» **Records shown**
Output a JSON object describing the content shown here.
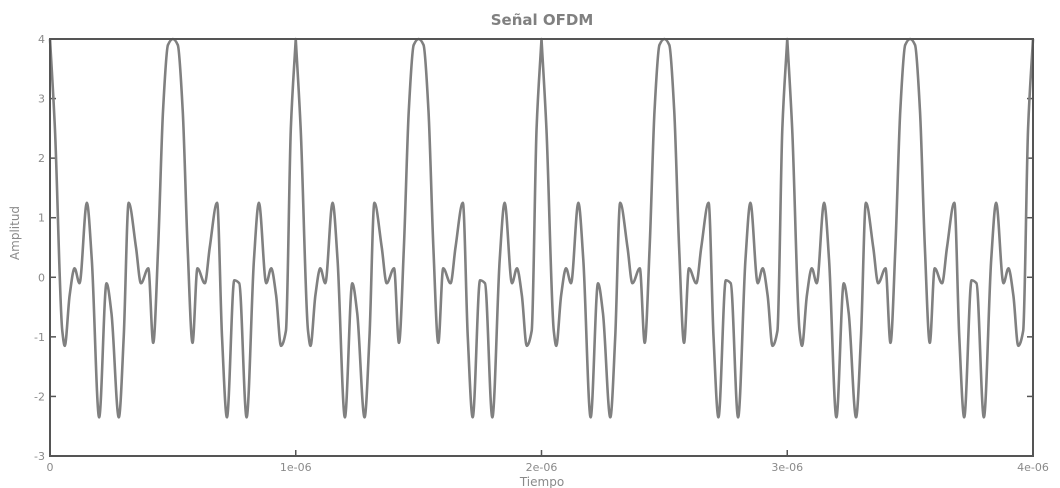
{
  "chart_data": {
    "type": "line",
    "title": "Señal OFDM",
    "xlabel": "Tiempo",
    "ylabel": "Amplitud",
    "xlim": [
      0,
      4e-06
    ],
    "ylim": [
      -3,
      4
    ],
    "xticks": [
      0,
      1e-06,
      2e-06,
      3e-06,
      4e-06
    ],
    "xtick_labels": [
      "0",
      "1e-06",
      "2e-06",
      "3e-06",
      "4e-06"
    ],
    "yticks": [
      -3,
      -2,
      -1,
      0,
      1,
      2,
      3,
      4
    ],
    "ytick_labels": [
      "-3",
      "-2",
      "-1",
      "0",
      "1",
      "2",
      "3",
      "4"
    ],
    "grid": false,
    "legend": "none",
    "series_color": "#808080",
    "axis_color": "#555555",
    "period": 1e-06,
    "series": [
      {
        "x": [
          0,
          2e-08,
          5e-08,
          6e-08,
          8e-08,
          1e-07,
          1.2e-07,
          1.5e-07,
          1.7e-07,
          2e-07,
          2.3e-07,
          2.5e-07,
          2.8e-07,
          3e-07,
          3.2e-07,
          3.5e-07,
          3.7e-07,
          4e-07,
          4.2e-07,
          4.4e-07,
          4.6e-07,
          4.8e-07,
          5e-07,
          5.2e-07,
          5.4e-07,
          5.6e-07,
          5.8e-07,
          6e-07,
          6.3e-07,
          6.5e-07,
          6.8e-07,
          7e-07,
          7.2e-07,
          7.5e-07,
          7.7e-07,
          8e-07,
          8.3e-07,
          8.5e-07,
          8.8e-07,
          9e-07,
          9.2e-07,
          9.4e-07,
          9.6e-07,
          9.8e-07,
          1e-06
        ],
        "y": [
          4.0,
          2.5,
          -0.9,
          -1.15,
          -0.3,
          0.15,
          -0.1,
          1.25,
          0.3,
          -2.35,
          -0.1,
          -0.6,
          -2.35,
          -1.0,
          1.25,
          0.5,
          -0.1,
          0.15,
          -1.1,
          0.5,
          2.8,
          3.9,
          4.0,
          3.9,
          2.8,
          0.5,
          -1.1,
          0.15,
          -0.1,
          0.5,
          1.25,
          -1.0,
          -2.35,
          -0.05,
          -0.1,
          -2.35,
          0.3,
          1.25,
          -0.1,
          0.15,
          -0.3,
          -1.15,
          -0.9,
          2.5,
          4.0
        ]
      }
    ]
  }
}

» **Request**
Transcribe the material exactly, leaving every picture out.

» **Written response**
Output a JSON object describing the content shown here.
{
  "chart_data": {
    "type": "line",
    "title": "Señal OFDM",
    "xlabel": "Tiempo",
    "ylabel": "Amplitud",
    "xlim": [
      0,
      4e-06
    ],
    "ylim": [
      -3,
      4
    ],
    "xticks": [
      0,
      1e-06,
      2e-06,
      3e-06,
      4e-06
    ],
    "xtick_labels": [
      "0",
      "1e-06",
      "2e-06",
      "3e-06",
      "4e-06"
    ],
    "yticks": [
      -3,
      -2,
      -1,
      0,
      1,
      2,
      3,
      4
    ],
    "ytick_labels": [
      "-3",
      "-2",
      "-1",
      "0",
      "1",
      "2",
      "3",
      "4"
    ],
    "grid": false,
    "legend": "none",
    "series_color": "#808080",
    "axis_color": "#555555",
    "period": 1e-06,
    "series": [
      {
        "x": [
          0,
          2e-08,
          5e-08,
          6e-08,
          8e-08,
          1e-07,
          1.2e-07,
          1.5e-07,
          1.7e-07,
          2e-07,
          2.3e-07,
          2.5e-07,
          2.8e-07,
          3e-07,
          3.2e-07,
          3.5e-07,
          3.7e-07,
          4e-07,
          4.2e-07,
          4.4e-07,
          4.6e-07,
          4.8e-07,
          5e-07,
          5.2e-07,
          5.4e-07,
          5.6e-07,
          5.8e-07,
          6e-07,
          6.3e-07,
          6.5e-07,
          6.8e-07,
          7e-07,
          7.2e-07,
          7.5e-07,
          7.7e-07,
          8e-07,
          8.3e-07,
          8.5e-07,
          8.8e-07,
          9e-07,
          9.2e-07,
          9.4e-07,
          9.6e-07,
          9.8e-07,
          1e-06
        ],
        "y": [
          4.0,
          2.5,
          -0.9,
          -1.15,
          -0.3,
          0.15,
          -0.1,
          1.25,
          0.3,
          -2.35,
          -0.1,
          -0.6,
          -2.35,
          -1.0,
          1.25,
          0.5,
          -0.1,
          0.15,
          -1.1,
          0.5,
          2.8,
          3.9,
          4.0,
          3.9,
          2.8,
          0.5,
          -1.1,
          0.15,
          -0.1,
          0.5,
          1.25,
          -1.0,
          -2.35,
          -0.05,
          -0.1,
          -2.35,
          0.3,
          1.25,
          -0.1,
          0.15,
          -0.3,
          -1.15,
          -0.9,
          2.5,
          4.0
        ]
      }
    ]
  }
}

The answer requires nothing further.